**Task objective:**
What is needed is an exact copy of all the entries.

>>

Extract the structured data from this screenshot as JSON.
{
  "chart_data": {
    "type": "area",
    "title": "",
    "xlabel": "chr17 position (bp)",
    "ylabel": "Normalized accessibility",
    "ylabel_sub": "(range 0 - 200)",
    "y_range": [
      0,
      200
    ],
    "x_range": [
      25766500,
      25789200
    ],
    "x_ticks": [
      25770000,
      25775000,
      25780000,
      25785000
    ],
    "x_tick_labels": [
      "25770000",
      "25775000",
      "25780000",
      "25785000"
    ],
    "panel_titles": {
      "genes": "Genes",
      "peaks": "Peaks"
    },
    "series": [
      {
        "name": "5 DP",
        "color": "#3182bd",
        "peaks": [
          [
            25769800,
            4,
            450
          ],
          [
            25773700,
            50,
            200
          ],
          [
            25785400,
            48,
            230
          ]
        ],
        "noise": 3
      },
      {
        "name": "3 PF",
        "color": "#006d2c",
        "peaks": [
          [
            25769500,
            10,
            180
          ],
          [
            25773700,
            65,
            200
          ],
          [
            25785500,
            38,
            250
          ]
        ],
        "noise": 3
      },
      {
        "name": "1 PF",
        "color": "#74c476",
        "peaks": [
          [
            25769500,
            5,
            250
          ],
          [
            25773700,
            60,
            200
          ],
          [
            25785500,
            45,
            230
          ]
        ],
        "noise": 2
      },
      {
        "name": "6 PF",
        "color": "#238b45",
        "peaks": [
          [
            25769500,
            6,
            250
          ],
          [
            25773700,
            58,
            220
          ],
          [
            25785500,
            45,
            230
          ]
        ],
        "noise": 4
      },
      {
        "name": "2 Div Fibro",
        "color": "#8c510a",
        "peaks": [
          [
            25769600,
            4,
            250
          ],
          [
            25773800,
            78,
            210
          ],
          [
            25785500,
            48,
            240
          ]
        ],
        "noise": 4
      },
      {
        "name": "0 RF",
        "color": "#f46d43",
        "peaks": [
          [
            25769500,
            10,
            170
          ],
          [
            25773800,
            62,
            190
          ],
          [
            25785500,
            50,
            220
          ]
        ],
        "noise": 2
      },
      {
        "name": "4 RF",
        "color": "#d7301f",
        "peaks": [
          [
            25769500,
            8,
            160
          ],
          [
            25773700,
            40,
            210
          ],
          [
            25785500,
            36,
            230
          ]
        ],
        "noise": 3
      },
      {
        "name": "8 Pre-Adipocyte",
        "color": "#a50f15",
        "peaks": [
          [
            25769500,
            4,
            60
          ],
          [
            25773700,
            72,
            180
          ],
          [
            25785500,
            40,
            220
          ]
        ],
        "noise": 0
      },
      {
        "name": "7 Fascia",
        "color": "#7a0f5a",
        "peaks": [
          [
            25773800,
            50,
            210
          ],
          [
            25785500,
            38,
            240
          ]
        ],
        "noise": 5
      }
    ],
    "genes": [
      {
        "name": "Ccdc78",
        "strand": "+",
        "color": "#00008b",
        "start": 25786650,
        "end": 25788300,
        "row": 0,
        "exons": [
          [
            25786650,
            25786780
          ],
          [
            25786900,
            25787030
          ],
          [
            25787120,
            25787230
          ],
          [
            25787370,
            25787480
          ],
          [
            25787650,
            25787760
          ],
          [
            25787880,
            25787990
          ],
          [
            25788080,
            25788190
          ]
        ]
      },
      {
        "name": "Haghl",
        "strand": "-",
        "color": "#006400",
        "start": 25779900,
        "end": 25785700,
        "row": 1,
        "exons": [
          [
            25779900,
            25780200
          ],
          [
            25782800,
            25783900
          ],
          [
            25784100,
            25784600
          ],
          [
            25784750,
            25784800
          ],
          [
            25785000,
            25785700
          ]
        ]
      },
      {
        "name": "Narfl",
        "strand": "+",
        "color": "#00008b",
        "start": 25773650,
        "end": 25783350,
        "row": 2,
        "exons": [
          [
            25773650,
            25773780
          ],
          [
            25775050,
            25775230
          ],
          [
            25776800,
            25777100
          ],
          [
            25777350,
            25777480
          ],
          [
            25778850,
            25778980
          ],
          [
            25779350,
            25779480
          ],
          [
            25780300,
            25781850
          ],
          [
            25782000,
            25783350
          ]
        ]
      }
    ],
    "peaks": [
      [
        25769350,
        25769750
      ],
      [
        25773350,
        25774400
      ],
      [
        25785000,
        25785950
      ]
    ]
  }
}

<<

**Solution to this exercise:**
Extract the structured data from this screenshot as JSON.
{
  "chart_data": {
    "type": "area",
    "title": "",
    "xlabel": "chr17 position (bp)",
    "ylabel": "Normalized accessibility",
    "ylabel_sub": "(range 0 - 200)",
    "y_range": [
      0,
      200
    ],
    "x_range": [
      25766500,
      25789200
    ],
    "x_ticks": [
      25770000,
      25775000,
      25780000,
      25785000
    ],
    "x_tick_labels": [
      "25770000",
      "25775000",
      "25780000",
      "25785000"
    ],
    "panel_titles": {
      "genes": "Genes",
      "peaks": "Peaks"
    },
    "series": [
      {
        "name": "5 DP",
        "color": "#3182bd",
        "peaks": [
          [
            25769800,
            4,
            450
          ],
          [
            25773700,
            50,
            200
          ],
          [
            25785400,
            48,
            230
          ]
        ],
        "noise": 3
      },
      {
        "name": "3 PF",
        "color": "#006d2c",
        "peaks": [
          [
            25769500,
            10,
            180
          ],
          [
            25773700,
            65,
            200
          ],
          [
            25785500,
            38,
            250
          ]
        ],
        "noise": 3
      },
      {
        "name": "1 PF",
        "color": "#74c476",
        "peaks": [
          [
            25769500,
            5,
            250
          ],
          [
            25773700,
            60,
            200
          ],
          [
            25785500,
            45,
            230
          ]
        ],
        "noise": 2
      },
      {
        "name": "6 PF",
        "color": "#238b45",
        "peaks": [
          [
            25769500,
            6,
            250
          ],
          [
            25773700,
            58,
            220
          ],
          [
            25785500,
            45,
            230
          ]
        ],
        "noise": 4
      },
      {
        "name": "2 Div Fibro",
        "color": "#8c510a",
        "peaks": [
          [
            25769600,
            4,
            250
          ],
          [
            25773800,
            78,
            210
          ],
          [
            25785500,
            48,
            240
          ]
        ],
        "noise": 4
      },
      {
        "name": "0 RF",
        "color": "#f46d43",
        "peaks": [
          [
            25769500,
            10,
            170
          ],
          [
            25773800,
            62,
            190
          ],
          [
            25785500,
            50,
            220
          ]
        ],
        "noise": 2
      },
      {
        "name": "4 RF",
        "color": "#d7301f",
        "peaks": [
          [
            25769500,
            8,
            160
          ],
          [
            25773700,
            40,
            210
          ],
          [
            25785500,
            36,
            230
          ]
        ],
        "noise": 3
      },
      {
        "name": "8 Pre-Adipocyte",
        "color": "#a50f15",
        "peaks": [
          [
            25769500,
            4,
            60
          ],
          [
            25773700,
            72,
            180
          ],
          [
            25785500,
            40,
            220
          ]
        ],
        "noise": 0
      },
      {
        "name": "7 Fascia",
        "color": "#7a0f5a",
        "peaks": [
          [
            25773800,
            50,
            210
          ],
          [
            25785500,
            38,
            240
          ]
        ],
        "noise": 5
      }
    ],
    "genes": [
      {
        "name": "Ccdc78",
        "strand": "+",
        "color": "#00008b",
        "start": 25786650,
        "end": 25788300,
        "row": 0,
        "exons": [
          [
            25786650,
            25786780
          ],
          [
            25786900,
            25787030
          ],
          [
            25787120,
            25787230
          ],
          [
            25787370,
            25787480
          ],
          [
            25787650,
            25787760
          ],
          [
            25787880,
            25787990
          ],
          [
            25788080,
            25788190
          ]
        ]
      },
      {
        "name": "Haghl",
        "strand": "-",
        "color": "#006400",
        "start": 25779900,
        "end": 25785700,
        "row": 1,
        "exons": [
          [
            25779900,
            25780200
          ],
          [
            25782800,
            25783900
          ],
          [
            25784100,
            25784600
          ],
          [
            25784750,
            25784800
          ],
          [
            25785000,
            25785700
          ]
        ]
      },
      {
        "name": "Narfl",
        "strand": "+",
        "color": "#00008b",
        "start": 25773650,
        "end": 25783350,
        "row": 2,
        "exons": [
          [
            25773650,
            25773780
          ],
          [
            25775050,
            25775230
          ],
          [
            25776800,
            25777100
          ],
          [
            25777350,
            25777480
          ],
          [
            25778850,
            25778980
          ],
          [
            25779350,
            25779480
          ],
          [
            25780300,
            25781850
          ],
          [
            25782000,
            25783350
          ]
        ]
      }
    ],
    "peaks": [
      [
        25769350,
        25769750
      ],
      [
        25773350,
        25774400
      ],
      [
        25785000,
        25785950
      ]
    ]
  }
}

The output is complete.